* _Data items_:
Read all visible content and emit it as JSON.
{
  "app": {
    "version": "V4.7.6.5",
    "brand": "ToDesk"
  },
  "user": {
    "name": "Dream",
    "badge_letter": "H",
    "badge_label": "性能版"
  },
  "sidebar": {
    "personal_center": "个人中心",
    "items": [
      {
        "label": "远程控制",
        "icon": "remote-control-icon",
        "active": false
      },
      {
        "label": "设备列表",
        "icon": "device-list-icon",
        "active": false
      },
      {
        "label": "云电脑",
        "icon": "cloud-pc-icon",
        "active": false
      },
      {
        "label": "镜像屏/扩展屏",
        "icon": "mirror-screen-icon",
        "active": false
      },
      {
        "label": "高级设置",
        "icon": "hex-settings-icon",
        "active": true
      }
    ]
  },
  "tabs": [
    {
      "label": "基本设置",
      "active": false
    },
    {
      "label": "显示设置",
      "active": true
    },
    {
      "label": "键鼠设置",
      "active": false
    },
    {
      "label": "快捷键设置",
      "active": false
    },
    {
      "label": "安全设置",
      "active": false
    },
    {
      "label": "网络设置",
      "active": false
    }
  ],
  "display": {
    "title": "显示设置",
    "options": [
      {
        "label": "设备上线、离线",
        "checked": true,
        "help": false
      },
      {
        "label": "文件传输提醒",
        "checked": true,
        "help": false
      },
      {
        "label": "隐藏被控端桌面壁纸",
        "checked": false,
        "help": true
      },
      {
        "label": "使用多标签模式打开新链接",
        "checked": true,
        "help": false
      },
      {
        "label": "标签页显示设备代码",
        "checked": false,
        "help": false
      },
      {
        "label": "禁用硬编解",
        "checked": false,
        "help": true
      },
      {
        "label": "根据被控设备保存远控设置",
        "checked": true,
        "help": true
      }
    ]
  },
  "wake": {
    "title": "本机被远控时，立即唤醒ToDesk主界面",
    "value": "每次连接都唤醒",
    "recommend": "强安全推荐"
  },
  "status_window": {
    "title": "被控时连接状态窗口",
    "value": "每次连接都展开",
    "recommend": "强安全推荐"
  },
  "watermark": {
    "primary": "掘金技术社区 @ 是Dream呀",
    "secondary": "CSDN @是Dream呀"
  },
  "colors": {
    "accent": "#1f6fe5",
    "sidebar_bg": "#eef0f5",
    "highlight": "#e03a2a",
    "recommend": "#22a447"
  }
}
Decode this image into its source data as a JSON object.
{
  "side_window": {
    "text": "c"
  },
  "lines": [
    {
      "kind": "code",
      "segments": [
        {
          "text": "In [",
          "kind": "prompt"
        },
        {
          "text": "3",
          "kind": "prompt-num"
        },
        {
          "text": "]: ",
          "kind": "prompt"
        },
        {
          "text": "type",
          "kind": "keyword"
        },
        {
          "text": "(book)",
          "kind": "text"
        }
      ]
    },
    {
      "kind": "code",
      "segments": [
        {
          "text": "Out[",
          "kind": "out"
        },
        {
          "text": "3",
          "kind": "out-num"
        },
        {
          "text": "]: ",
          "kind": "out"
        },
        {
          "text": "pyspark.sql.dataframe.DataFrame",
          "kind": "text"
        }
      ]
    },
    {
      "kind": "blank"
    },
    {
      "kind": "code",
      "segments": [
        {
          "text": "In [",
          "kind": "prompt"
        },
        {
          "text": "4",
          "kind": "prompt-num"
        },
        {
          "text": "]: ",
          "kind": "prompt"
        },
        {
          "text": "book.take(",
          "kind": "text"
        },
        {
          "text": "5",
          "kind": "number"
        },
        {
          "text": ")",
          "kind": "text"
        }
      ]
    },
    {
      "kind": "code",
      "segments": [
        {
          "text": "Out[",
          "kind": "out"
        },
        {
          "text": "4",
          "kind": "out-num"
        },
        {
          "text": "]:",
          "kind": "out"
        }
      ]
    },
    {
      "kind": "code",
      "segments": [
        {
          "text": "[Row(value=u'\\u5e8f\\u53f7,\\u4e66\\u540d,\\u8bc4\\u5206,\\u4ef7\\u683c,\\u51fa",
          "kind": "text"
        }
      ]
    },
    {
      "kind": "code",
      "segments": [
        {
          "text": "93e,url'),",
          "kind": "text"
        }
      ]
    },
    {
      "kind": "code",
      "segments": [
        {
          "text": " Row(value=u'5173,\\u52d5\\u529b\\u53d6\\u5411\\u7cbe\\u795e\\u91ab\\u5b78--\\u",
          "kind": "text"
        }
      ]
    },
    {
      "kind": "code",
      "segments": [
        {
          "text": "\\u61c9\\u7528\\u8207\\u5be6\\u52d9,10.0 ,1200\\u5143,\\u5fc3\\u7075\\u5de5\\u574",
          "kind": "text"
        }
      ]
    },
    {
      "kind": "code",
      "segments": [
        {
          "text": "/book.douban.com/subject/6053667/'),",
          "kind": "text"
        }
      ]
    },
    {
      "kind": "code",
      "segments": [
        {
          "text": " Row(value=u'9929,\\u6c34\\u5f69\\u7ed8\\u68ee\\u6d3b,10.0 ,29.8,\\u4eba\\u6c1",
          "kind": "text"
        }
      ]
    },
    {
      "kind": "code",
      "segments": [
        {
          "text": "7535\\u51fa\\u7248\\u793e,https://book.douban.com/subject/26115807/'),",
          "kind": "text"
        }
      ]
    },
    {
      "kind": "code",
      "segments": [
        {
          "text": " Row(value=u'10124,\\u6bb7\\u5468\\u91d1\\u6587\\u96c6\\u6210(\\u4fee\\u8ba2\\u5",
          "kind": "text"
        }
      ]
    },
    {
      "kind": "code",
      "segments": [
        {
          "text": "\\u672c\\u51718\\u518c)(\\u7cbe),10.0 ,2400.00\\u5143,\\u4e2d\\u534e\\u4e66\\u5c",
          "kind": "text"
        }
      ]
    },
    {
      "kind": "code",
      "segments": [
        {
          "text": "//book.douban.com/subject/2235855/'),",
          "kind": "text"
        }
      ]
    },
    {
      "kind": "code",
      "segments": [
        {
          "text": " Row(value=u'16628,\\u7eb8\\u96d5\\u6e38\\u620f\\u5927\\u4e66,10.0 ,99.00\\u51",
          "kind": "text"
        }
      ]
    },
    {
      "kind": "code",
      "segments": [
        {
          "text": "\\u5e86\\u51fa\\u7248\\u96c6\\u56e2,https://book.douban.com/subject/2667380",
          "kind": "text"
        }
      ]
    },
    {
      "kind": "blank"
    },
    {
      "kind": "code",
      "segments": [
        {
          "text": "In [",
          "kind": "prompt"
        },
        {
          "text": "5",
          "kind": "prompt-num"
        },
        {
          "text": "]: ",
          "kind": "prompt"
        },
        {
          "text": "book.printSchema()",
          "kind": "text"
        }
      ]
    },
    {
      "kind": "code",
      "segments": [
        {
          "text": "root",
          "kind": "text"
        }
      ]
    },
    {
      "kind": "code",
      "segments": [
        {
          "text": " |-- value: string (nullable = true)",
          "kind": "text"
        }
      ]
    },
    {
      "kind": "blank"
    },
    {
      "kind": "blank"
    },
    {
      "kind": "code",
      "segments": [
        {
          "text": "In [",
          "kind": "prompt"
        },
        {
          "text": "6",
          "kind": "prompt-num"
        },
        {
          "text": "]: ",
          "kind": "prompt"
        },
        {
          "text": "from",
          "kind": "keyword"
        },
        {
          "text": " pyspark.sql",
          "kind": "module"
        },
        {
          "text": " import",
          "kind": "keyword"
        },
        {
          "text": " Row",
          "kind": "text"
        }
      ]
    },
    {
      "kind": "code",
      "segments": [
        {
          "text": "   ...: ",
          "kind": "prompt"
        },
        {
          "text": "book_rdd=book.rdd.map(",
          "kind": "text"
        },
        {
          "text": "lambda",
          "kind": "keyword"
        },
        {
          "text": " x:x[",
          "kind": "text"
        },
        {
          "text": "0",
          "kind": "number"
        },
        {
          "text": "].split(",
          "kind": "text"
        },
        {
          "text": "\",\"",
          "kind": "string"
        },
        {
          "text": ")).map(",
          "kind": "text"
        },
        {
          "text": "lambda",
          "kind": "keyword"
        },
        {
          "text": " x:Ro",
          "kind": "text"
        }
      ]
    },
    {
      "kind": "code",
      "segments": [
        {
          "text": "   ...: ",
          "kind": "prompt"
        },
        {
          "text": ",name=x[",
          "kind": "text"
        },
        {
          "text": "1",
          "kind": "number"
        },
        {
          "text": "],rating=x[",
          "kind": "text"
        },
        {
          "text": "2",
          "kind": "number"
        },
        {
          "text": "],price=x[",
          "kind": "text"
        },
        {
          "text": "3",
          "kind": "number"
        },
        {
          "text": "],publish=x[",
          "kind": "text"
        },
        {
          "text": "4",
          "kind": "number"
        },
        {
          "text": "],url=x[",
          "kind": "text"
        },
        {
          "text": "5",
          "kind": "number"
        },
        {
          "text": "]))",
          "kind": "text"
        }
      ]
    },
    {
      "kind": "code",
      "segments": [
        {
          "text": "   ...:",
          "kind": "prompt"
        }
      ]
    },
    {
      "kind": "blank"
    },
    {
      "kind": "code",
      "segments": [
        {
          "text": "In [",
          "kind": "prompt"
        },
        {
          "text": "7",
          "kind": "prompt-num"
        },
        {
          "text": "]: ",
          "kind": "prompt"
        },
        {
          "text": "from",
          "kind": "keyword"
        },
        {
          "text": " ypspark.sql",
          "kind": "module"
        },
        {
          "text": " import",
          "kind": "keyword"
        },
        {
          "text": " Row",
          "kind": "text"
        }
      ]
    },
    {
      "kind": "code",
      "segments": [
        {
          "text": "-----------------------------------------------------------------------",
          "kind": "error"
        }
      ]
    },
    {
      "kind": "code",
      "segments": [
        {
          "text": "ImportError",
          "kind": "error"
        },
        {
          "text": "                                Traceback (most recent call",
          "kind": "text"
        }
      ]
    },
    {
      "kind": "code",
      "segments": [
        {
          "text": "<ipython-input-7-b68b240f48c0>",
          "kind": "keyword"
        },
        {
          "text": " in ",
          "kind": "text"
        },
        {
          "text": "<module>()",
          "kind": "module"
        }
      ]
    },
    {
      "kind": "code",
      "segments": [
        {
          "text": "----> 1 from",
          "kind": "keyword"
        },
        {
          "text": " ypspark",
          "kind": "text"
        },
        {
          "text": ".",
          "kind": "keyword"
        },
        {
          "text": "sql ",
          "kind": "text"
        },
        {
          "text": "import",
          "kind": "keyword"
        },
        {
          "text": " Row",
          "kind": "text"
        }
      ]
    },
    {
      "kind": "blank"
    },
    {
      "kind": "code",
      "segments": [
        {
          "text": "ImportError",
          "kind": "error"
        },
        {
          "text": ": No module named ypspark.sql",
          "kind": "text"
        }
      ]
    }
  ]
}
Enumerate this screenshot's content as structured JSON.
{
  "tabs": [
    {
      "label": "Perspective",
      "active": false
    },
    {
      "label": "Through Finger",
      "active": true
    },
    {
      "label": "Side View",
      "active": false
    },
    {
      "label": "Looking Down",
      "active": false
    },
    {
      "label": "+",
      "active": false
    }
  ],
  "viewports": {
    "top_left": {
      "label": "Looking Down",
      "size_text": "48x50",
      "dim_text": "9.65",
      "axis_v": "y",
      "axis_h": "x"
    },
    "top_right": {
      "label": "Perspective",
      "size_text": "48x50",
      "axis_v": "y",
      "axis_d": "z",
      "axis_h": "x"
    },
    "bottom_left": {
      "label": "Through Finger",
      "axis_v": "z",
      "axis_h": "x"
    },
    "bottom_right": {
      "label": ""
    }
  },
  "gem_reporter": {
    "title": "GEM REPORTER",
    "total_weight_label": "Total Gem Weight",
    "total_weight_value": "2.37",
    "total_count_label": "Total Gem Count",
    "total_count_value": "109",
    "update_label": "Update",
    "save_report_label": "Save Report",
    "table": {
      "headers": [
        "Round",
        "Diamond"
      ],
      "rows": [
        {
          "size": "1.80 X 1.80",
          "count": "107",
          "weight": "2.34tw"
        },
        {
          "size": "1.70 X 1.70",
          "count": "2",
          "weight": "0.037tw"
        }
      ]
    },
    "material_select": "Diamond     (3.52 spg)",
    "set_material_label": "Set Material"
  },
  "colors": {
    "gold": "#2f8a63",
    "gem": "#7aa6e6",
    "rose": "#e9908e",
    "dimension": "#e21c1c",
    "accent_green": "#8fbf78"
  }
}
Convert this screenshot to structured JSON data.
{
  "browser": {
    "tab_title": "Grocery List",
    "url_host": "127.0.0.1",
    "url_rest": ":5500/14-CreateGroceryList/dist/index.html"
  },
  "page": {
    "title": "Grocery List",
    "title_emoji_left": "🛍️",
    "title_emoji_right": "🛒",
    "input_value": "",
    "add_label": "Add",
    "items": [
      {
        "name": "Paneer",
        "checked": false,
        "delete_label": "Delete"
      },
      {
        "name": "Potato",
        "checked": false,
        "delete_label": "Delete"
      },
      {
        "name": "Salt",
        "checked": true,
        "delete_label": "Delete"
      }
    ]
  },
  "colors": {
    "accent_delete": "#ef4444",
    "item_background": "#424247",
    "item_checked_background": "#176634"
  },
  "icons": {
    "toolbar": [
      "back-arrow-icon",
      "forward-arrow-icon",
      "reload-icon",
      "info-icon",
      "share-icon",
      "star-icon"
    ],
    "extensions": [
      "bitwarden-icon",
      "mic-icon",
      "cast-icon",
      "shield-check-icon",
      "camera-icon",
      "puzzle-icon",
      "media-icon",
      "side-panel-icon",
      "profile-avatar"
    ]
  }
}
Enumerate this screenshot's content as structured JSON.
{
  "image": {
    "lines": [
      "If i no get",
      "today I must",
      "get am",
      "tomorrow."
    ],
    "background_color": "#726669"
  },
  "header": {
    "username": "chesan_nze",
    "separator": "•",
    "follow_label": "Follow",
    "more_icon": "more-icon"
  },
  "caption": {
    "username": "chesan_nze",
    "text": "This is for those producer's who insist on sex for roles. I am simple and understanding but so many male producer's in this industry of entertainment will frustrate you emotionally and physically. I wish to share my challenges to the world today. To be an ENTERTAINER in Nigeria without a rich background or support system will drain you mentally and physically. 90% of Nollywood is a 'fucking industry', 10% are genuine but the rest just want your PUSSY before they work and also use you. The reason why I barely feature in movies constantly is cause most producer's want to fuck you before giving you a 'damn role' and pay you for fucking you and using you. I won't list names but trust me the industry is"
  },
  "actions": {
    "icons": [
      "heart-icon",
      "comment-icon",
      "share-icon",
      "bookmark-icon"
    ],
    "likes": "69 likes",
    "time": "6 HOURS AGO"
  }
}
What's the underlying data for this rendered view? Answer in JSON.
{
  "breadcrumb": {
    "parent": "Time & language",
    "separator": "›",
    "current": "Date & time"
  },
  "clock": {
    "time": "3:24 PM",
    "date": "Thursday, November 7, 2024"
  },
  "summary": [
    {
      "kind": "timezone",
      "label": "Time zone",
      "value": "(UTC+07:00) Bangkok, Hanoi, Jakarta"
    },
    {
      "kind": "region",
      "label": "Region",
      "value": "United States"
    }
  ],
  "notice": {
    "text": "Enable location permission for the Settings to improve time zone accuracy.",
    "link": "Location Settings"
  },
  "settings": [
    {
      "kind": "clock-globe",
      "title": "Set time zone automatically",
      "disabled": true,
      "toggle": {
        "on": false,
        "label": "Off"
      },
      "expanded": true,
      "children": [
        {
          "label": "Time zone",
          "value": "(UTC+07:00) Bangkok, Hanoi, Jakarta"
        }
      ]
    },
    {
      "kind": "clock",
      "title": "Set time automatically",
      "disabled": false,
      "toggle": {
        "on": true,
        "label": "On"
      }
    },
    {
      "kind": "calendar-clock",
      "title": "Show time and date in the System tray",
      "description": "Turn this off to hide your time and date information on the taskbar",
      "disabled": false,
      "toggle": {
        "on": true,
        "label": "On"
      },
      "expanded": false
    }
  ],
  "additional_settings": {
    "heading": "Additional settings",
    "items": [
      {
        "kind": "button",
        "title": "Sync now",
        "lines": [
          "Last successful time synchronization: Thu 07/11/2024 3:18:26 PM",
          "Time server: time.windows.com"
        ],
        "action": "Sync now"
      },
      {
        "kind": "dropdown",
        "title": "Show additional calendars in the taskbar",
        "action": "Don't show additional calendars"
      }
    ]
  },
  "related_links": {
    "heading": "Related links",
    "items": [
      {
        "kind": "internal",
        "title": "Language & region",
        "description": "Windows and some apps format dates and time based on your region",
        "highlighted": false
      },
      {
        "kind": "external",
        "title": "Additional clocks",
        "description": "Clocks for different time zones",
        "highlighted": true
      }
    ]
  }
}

* _EXERCISE DETAILS_:
Where a line above contains the word "Hanoi", copy that line.

* _CORRECT OUTPUT_:
      "value": "(UTC+07:00) Bangkok, Hanoi, Jakarta"
          "value": "(UTC+07:00) Bangkok, Hanoi, Jakarta"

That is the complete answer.